Records from a collection:
(begin)
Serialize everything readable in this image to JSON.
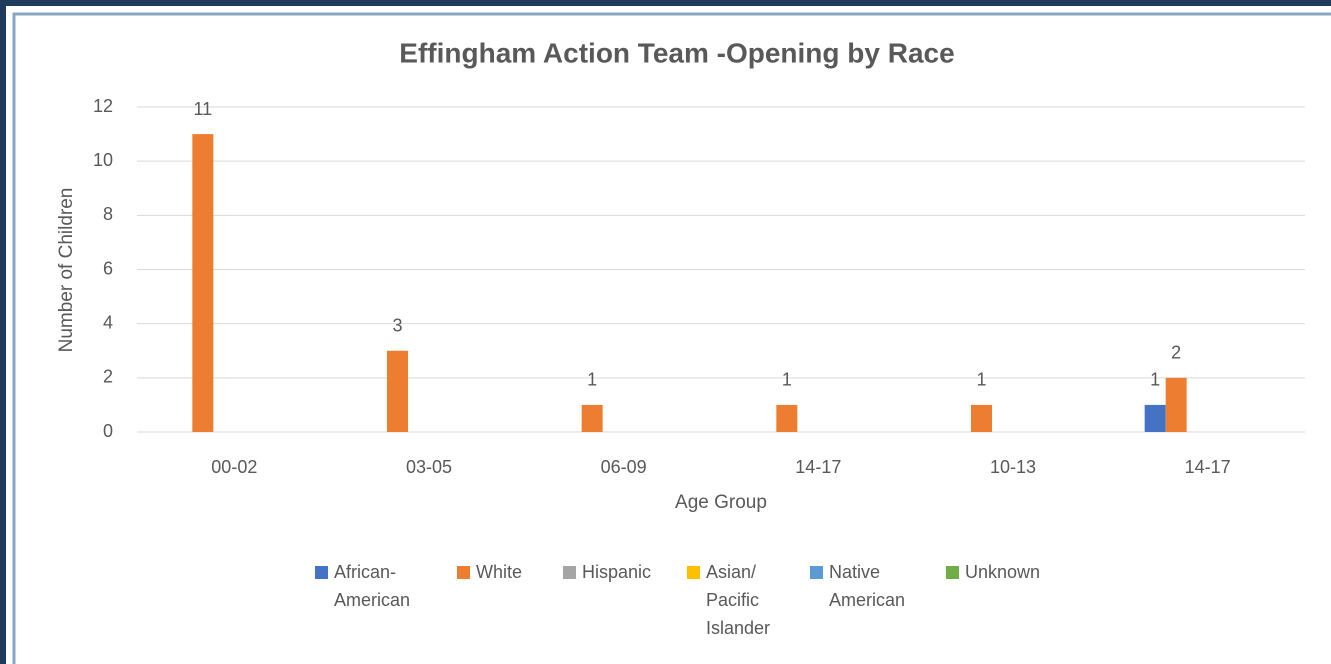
{
  "chart_data": {
    "type": "bar",
    "title": "Effingham Action Team -Opening by Race",
    "x_label": "Age Group",
    "y_label": "Number of Children",
    "categories": [
      "00-02",
      "03-05",
      "06-09",
      "14-17",
      "10-13",
      "14-17"
    ],
    "series": [
      {
        "name": "African-American",
        "color": "#4472c4",
        "values": [
          null,
          null,
          null,
          null,
          null,
          1
        ]
      },
      {
        "name": "White",
        "color": "#ed7d31",
        "values": [
          11,
          3,
          1,
          1,
          1,
          2
        ]
      },
      {
        "name": "Hispanic",
        "color": "#a5a5a5",
        "values": [
          null,
          null,
          null,
          null,
          null,
          null
        ]
      },
      {
        "name": "Asian/ Pacific Islander",
        "color": "#ffc000",
        "values": [
          null,
          null,
          null,
          null,
          null,
          null
        ]
      },
      {
        "name": "Native American",
        "color": "#5b9bd5",
        "values": [
          null,
          null,
          null,
          null,
          null,
          null
        ]
      },
      {
        "name": "Unknown",
        "color": "#70ad47",
        "values": [
          null,
          null,
          null,
          null,
          null,
          null
        ]
      }
    ],
    "ylim": [
      0,
      12
    ],
    "yticks": [
      0,
      2,
      4,
      6,
      8,
      10,
      12
    ],
    "grid": true,
    "legend": "bottom"
  }
}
(end)
GIVEN EXERCISE
Scan the material above for the string "color" and return the lines that hold it.

WRITTEN REPLY
        "color": "#4472c4",
        "color": "#ed7d31",
        "color": "#a5a5a5",
        "color": "#ffc000",
        "color": "#5b9bd5",
        "color": "#70ad47",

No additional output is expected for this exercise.